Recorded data
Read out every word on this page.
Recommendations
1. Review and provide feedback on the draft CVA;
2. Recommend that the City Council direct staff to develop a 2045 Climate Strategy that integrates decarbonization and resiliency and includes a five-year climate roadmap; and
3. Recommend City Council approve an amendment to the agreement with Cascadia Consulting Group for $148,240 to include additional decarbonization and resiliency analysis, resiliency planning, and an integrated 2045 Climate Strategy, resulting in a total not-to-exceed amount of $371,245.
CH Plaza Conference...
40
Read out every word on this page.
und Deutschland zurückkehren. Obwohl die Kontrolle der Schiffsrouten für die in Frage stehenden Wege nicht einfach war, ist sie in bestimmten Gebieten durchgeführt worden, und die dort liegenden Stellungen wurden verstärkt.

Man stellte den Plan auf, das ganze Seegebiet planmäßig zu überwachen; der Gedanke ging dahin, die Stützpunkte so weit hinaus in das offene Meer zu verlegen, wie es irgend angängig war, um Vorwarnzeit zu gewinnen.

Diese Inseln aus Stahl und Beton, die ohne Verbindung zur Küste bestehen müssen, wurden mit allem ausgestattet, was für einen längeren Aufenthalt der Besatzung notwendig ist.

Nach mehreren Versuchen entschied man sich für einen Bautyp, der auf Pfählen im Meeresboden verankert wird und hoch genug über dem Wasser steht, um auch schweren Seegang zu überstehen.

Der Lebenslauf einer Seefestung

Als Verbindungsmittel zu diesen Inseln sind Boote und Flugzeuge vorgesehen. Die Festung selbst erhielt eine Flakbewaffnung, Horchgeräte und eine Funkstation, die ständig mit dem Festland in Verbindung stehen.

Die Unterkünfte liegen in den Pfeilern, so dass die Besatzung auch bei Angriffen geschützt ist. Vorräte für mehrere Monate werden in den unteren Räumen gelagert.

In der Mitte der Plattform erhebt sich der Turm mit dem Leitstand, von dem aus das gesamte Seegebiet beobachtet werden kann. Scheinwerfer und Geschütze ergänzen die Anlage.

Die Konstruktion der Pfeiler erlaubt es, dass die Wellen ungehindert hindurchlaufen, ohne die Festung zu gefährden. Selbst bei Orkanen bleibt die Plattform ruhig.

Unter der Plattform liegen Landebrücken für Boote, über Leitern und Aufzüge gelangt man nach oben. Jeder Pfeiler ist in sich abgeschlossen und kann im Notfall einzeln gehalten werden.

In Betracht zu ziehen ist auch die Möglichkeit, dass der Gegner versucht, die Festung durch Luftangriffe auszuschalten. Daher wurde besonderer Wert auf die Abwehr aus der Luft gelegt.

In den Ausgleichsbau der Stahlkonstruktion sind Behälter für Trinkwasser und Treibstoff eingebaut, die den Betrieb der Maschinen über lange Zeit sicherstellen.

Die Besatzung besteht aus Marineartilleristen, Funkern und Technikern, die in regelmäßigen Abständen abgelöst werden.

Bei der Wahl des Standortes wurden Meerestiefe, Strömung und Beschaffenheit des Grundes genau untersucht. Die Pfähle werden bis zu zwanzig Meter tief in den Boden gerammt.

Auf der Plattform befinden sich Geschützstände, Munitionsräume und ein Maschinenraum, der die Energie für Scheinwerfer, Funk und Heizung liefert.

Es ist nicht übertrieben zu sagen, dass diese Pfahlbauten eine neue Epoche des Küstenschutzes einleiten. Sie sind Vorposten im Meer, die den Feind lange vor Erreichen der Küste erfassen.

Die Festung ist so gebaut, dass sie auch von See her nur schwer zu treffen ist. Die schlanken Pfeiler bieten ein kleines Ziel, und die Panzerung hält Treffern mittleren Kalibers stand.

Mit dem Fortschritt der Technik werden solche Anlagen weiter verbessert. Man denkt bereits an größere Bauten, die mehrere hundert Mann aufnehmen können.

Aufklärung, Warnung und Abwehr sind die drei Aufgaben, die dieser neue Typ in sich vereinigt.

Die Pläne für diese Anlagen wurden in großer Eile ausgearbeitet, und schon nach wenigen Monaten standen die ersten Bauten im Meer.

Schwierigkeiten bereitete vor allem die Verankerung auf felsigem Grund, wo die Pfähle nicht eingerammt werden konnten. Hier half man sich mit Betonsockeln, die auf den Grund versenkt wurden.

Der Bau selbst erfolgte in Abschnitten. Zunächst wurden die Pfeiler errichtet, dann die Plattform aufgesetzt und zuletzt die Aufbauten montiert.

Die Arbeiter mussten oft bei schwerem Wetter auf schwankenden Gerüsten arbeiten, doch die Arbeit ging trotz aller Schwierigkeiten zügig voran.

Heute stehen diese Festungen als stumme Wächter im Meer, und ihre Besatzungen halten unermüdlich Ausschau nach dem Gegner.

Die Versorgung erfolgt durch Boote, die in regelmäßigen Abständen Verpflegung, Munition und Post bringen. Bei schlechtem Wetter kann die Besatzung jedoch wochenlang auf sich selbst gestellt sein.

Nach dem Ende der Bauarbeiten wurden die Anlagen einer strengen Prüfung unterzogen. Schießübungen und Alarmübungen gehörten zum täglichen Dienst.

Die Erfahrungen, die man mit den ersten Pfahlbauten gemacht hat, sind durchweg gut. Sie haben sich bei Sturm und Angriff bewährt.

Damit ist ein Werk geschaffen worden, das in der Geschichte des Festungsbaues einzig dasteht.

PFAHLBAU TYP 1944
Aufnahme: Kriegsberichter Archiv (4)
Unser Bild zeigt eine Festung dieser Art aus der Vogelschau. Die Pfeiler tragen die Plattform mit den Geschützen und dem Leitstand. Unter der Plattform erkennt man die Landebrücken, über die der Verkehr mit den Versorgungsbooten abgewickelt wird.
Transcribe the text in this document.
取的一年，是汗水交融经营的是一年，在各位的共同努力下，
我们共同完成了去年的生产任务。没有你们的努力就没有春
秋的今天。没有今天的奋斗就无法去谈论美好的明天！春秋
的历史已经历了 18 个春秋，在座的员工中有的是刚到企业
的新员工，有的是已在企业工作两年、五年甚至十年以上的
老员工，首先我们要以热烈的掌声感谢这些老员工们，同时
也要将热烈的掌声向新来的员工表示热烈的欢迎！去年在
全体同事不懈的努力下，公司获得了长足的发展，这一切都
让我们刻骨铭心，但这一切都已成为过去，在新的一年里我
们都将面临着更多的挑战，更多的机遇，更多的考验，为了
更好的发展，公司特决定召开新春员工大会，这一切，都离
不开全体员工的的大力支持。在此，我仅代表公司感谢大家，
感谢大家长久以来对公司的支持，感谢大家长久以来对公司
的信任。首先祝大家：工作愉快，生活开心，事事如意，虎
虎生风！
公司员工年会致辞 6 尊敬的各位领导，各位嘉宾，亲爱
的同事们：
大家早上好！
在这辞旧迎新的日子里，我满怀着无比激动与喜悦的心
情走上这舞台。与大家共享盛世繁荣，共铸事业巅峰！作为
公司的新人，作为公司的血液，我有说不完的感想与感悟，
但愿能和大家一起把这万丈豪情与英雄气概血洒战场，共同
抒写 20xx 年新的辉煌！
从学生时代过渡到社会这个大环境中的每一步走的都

* [WHAT THE TASK ASKS] Search the data above for lines holding "Schwierigkeiten" and copy each of them.

* [REPLY]
Schwierigkeiten bereitete vor allem die Verankerung auf felsigem Grund, wo die Pfähle nicht eingerammt werden konnten. Hier half man sich mit Betonsockeln, die auf den Grund versenkt wurden.
Die Arbeiter mussten oft bei schwerem Wetter auf schwankenden Gerüsten arbeiten, doch die Arbeit ging trotz aller Schwierigkeiten zügig voran.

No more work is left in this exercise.